PROBLEM DESCRIPTION:
Gather all lines with the word "Turňou" in them.

-- START OF RAW RECORDS --

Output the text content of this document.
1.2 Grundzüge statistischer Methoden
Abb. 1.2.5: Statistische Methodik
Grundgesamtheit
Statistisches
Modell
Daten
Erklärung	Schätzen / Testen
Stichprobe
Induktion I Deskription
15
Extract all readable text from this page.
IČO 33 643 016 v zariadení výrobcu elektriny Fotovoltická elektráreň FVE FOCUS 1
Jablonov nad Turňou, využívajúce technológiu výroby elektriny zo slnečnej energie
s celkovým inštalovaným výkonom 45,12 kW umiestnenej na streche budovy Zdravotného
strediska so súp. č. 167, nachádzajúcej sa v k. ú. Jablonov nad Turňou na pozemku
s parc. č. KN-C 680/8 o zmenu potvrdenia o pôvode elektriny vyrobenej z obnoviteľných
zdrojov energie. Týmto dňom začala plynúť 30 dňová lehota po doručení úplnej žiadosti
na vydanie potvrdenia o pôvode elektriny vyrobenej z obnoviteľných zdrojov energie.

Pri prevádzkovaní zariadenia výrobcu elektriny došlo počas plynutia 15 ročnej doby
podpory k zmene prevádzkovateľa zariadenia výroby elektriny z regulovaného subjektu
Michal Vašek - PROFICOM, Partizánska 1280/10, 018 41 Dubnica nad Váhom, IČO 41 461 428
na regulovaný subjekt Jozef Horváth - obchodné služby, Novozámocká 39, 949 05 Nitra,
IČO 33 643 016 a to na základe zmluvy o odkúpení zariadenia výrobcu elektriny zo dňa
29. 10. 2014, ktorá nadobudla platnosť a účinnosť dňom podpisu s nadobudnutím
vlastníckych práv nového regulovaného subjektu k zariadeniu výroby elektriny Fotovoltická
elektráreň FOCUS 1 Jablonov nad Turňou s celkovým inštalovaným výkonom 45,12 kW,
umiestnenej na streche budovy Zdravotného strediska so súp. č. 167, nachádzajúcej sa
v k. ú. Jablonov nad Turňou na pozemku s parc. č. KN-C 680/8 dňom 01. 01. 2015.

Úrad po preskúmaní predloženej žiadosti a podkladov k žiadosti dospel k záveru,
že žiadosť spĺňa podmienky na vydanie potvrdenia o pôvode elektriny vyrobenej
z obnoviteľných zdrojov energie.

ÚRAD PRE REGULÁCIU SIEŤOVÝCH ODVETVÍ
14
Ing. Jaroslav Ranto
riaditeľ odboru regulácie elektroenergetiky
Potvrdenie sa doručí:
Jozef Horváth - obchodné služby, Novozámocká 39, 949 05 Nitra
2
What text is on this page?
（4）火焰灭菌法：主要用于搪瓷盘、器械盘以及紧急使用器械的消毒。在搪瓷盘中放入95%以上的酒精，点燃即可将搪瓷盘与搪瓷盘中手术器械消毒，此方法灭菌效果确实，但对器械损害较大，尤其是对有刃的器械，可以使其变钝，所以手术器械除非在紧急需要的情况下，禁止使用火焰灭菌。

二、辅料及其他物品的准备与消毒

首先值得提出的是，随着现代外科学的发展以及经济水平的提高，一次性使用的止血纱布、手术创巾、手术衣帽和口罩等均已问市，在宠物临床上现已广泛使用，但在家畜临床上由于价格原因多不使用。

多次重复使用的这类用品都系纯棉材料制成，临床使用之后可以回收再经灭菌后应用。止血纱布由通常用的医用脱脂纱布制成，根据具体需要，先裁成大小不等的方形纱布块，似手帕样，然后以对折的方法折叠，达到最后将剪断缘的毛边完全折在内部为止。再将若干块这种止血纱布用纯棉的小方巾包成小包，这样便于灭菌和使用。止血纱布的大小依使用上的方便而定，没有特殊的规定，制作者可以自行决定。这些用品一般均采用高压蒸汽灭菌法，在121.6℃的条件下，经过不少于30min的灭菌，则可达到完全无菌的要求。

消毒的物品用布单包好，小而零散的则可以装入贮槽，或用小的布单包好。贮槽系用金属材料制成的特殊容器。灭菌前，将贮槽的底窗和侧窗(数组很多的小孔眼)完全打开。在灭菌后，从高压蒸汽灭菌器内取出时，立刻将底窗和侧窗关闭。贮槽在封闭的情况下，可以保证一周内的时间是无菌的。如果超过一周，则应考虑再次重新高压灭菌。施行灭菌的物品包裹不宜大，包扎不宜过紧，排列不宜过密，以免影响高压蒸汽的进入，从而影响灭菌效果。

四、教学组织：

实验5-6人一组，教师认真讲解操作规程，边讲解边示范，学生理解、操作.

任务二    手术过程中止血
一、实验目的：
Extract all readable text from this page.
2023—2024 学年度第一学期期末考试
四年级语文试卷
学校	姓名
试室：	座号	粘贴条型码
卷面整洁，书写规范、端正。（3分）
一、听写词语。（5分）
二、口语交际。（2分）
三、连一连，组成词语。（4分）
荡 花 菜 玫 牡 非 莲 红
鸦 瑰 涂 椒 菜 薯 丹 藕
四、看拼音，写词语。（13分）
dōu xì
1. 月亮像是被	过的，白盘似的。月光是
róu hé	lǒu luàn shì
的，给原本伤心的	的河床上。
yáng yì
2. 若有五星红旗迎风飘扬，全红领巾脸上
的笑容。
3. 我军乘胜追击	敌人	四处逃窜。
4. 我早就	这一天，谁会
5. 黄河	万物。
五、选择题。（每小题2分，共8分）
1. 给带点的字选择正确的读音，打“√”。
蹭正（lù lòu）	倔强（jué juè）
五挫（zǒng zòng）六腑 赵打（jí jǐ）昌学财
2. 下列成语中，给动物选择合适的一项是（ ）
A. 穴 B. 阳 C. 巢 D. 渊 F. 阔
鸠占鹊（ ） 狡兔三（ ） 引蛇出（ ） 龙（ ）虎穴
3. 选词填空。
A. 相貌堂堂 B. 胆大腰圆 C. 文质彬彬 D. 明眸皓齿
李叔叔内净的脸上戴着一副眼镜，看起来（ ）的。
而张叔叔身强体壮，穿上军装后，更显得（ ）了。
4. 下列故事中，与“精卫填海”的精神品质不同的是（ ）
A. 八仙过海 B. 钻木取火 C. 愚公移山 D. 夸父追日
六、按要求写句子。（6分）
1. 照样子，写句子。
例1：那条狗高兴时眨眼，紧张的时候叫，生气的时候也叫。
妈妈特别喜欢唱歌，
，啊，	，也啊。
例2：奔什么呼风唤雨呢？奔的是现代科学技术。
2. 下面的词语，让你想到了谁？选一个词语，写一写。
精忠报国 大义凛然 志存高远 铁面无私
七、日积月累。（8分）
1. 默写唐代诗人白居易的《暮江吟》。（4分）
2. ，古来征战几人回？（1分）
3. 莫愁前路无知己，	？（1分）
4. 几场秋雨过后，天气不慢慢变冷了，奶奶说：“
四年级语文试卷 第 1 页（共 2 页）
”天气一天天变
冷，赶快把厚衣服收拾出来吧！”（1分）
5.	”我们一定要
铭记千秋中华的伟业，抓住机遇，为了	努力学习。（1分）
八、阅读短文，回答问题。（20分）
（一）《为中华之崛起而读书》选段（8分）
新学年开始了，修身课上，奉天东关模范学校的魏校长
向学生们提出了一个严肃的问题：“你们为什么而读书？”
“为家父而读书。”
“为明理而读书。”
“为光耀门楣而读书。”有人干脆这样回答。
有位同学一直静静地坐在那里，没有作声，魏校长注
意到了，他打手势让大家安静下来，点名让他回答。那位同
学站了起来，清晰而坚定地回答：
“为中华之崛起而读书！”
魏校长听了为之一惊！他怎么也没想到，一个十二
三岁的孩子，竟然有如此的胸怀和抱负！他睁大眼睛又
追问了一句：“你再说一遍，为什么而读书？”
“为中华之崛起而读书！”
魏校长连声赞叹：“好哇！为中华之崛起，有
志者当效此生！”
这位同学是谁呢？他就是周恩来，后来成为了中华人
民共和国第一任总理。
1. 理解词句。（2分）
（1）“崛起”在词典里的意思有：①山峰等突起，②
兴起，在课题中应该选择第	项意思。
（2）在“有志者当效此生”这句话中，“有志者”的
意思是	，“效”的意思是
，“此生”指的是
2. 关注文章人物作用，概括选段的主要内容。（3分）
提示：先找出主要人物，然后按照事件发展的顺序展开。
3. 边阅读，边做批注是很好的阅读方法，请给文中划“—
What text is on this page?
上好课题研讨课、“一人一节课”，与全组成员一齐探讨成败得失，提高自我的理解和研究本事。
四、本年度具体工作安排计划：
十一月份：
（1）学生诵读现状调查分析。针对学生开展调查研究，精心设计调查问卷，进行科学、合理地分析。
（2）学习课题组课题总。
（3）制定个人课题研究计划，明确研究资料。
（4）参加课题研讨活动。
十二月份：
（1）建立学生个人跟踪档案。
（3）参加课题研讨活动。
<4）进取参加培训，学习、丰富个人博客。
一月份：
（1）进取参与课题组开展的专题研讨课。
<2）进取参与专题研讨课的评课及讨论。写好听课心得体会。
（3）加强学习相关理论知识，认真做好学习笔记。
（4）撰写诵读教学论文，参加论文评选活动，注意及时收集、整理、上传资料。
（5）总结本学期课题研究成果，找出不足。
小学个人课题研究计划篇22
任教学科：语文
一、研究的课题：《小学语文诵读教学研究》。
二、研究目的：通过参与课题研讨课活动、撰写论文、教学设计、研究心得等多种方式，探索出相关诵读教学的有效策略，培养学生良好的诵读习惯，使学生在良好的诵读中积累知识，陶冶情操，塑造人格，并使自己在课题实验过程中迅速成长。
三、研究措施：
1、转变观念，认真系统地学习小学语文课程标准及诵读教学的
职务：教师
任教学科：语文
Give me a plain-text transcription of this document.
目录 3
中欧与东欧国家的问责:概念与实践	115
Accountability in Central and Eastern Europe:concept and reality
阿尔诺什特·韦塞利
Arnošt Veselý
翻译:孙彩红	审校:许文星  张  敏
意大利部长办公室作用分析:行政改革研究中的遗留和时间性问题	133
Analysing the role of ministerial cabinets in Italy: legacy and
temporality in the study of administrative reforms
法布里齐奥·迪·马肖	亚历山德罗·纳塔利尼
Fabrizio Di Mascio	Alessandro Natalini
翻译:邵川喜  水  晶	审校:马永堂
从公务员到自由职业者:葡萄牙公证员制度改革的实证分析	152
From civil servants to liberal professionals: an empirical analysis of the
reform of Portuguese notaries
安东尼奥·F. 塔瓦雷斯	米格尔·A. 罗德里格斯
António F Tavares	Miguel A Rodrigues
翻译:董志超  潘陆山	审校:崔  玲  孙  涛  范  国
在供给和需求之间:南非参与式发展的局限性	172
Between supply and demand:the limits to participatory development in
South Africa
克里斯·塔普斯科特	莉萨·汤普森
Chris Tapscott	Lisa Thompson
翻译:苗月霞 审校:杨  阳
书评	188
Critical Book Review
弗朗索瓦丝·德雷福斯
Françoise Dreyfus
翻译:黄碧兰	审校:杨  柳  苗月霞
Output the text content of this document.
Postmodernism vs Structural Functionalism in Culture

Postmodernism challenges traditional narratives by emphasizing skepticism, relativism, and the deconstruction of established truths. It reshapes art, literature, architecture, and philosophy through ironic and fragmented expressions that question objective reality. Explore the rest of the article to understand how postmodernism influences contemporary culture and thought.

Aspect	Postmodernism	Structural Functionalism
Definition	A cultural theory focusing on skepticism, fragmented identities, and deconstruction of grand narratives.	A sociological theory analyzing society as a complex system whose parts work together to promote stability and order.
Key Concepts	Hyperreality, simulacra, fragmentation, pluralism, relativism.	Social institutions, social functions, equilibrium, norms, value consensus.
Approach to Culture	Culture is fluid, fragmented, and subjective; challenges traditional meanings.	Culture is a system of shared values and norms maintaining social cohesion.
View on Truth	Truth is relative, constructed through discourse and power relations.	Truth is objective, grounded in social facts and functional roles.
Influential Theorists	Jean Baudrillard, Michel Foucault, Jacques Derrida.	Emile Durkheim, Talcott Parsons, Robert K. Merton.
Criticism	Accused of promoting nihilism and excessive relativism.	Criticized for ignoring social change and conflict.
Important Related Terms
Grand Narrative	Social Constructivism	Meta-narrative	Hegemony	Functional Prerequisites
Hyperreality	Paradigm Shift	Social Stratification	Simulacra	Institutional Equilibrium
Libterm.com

-- END OF RAW RECORDS --

FINAL ANSWER:
Jablonov nad Turňou, využívajúce technológiu výroby elektriny zo slnečnej energie
strediska so súp. č. 167, nachádzajúcej sa v k. ú. Jablonov nad Turňou na pozemku
elektráreň FOCUS 1 Jablonov nad Turňou s celkovým inštalovaným výkonom 45,12 kW,
v k. ú. Jablonov nad Turňou na pozemku s parc. č. KN-C 680/8 dňom 01. 01. 2015.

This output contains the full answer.